WRITTEN REQUEST:
Please output the lines shown below exactly as they appear.

DATA PROVIDED:
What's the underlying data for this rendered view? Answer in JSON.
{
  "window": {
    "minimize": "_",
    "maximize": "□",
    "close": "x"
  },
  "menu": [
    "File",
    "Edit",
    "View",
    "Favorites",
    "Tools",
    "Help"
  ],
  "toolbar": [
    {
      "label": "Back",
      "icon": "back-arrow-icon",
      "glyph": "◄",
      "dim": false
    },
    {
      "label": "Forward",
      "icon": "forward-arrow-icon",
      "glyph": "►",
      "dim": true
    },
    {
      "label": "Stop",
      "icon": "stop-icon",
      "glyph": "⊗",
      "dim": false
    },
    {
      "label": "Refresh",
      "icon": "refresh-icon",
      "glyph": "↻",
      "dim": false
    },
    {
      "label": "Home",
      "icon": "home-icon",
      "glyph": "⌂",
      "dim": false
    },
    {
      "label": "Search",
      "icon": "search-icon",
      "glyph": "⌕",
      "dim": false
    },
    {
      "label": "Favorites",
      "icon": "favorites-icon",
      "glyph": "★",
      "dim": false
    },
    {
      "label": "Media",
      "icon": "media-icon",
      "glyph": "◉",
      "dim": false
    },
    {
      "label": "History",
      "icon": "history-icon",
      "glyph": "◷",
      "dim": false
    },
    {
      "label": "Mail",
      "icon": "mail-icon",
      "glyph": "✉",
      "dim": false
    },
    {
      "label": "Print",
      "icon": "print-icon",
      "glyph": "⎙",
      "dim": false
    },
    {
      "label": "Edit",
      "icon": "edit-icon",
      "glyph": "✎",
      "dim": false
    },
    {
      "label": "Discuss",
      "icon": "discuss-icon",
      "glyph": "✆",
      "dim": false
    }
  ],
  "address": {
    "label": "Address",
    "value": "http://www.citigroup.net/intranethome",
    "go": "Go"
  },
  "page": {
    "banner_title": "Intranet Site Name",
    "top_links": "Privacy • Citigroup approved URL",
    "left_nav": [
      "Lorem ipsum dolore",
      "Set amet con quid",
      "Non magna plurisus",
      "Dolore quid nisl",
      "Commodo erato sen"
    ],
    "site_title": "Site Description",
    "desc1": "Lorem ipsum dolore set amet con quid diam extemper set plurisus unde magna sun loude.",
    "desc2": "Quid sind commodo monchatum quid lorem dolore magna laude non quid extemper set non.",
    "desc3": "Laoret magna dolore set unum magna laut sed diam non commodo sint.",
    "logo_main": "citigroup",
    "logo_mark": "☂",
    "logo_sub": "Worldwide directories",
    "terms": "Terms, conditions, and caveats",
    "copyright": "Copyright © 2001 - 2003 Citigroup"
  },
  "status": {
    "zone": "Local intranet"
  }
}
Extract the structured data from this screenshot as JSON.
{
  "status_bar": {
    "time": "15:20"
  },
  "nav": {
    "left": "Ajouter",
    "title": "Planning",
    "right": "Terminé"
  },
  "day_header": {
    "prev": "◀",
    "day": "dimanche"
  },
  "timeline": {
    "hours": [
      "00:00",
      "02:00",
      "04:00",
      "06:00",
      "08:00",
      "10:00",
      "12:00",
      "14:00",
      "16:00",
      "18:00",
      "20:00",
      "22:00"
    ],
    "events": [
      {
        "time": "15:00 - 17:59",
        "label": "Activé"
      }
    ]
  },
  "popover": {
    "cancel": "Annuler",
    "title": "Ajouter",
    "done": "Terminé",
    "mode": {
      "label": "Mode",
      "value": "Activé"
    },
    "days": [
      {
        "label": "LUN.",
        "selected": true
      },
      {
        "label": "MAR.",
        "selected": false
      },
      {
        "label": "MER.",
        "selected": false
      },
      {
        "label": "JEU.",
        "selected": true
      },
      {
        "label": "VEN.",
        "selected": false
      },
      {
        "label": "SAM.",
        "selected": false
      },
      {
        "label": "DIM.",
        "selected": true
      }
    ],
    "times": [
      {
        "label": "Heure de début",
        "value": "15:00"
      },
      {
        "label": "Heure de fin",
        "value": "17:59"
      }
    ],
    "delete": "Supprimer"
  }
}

ANSWER TO THE EXERCISE:
What's the underlying data for this rendered view? Answer in JSON.
{
  "window": {
    "minimize": "_",
    "maximize": "□",
    "close": "x"
  },
  "menu": [
    "File",
    "Edit",
    "View",
    "Favorites",
    "Tools",
    "Help"
  ],
  "toolbar": [
    {
      "label": "Back",
      "icon": "back-arrow-icon",
      "glyph": "◄",
      "dim": false
    },
    {
      "label": "Forward",
      "icon": "forward-arrow-icon",
      "glyph": "►",
      "dim": true
    },
    {
      "label": "Stop",
      "icon": "stop-icon",
      "glyph": "⊗",
      "dim": false
    },
    {
      "label": "Refresh",
      "icon": "refresh-icon",
      "glyph": "↻",
      "dim": false
    },
    {
      "label": "Home",
      "icon": "home-icon",
      "glyph": "⌂",
      "dim": false
    },
    {
      "label": "Search",
      "icon": "search-icon",
      "glyph": "⌕",
      "dim": false
    },
    {
      "label": "Favorites",
      "icon": "favorites-icon",
      "glyph": "★",
      "dim": false
    },
    {
      "label": "Media",
      "icon": "media-icon",
      "glyph": "◉",
      "dim": false
    },
    {
      "label": "History",
      "icon": "history-icon",
      "glyph": "◷",
      "dim": false
    },
    {
      "label": "Mail",
      "icon": "mail-icon",
      "glyph": "✉",
      "dim": false
    },
    {
      "label": "Print",
      "icon": "print-icon",
      "glyph": "⎙",
      "dim": false
    },
    {
      "label": "Edit",
      "icon": "edit-icon",
      "glyph": "✎",
      "dim": false
    },
    {
      "label": "Discuss",
      "icon": "discuss-icon",
      "glyph": "✆",
      "dim": false
    }
  ],
  "address": {
    "label": "Address",
    "value": "http://www.citigroup.net/intranethome",
    "go": "Go"
  },
  "page": {
    "banner_title": "Intranet Site Name",
    "top_links": "Privacy • Citigroup approved URL",
    "left_nav": [
      "Lorem ipsum dolore",
      "Set amet con quid",
      "Non magna plurisus",
      "Dolore quid nisl",
      "Commodo erato sen"
    ],
    "site_title": "Site Description",
    "desc1": "Lorem ipsum dolore set amet con quid diam extemper set plurisus unde magna sun loude.",
    "desc2": "Quid sind commodo monchatum quid lorem dolore magna laude non quid extemper set non.",
    "desc3": "Laoret magna dolore set unum magna laut sed diam non commodo sint.",
    "logo_main": "citigroup",
    "logo_mark": "☂",
    "logo_sub": "Worldwide directories",
    "terms": "Terms, conditions, and caveats",
    "copyright": "Copyright © 2001 - 2003 Citigroup"
  },
  "status": {
    "zone": "Local intranet"
  }
}
Extract the structured data from this screenshot as JSON.
{
  "status_bar": {
    "time": "15:20"
  },
  "nav": {
    "left": "Ajouter",
    "title": "Planning",
    "right": "Terminé"
  },
  "day_header": {
    "prev": "◀",
    "day": "dimanche"
  },
  "timeline": {
    "hours": [
      "00:00",
      "02:00",
      "04:00",
      "06:00",
      "08:00",
      "10:00",
      "12:00",
      "14:00",
      "16:00",
      "18:00",
      "20:00",
      "22:00"
    ],
    "events": [
      {
        "time": "15:00 - 17:59",
        "label": "Activé"
      }
    ]
  },
  "popover": {
    "cancel": "Annuler",
    "title": "Ajouter",
    "done": "Terminé",
    "mode": {
      "label": "Mode",
      "value": "Activé"
    },
    "days": [
      {
        "label": "LUN.",
        "selected": true
      },
      {
        "label": "MAR.",
        "selected": false
      },
      {
        "label": "MER.",
        "selected": false
      },
      {
        "label": "JEU.",
        "selected": true
      },
      {
        "label": "VEN.",
        "selected": false
      },
      {
        "label": "SAM.",
        "selected": false
      },
      {
        "label": "DIM.",
        "selected": true
      }
    ],
    "times": [
      {
        "label": "Heure de début",
        "value": "15:00"
      },
      {
        "label": "Heure de fin",
        "value": "17:59"
      }
    ],
    "delete": "Supprimer"
  }
}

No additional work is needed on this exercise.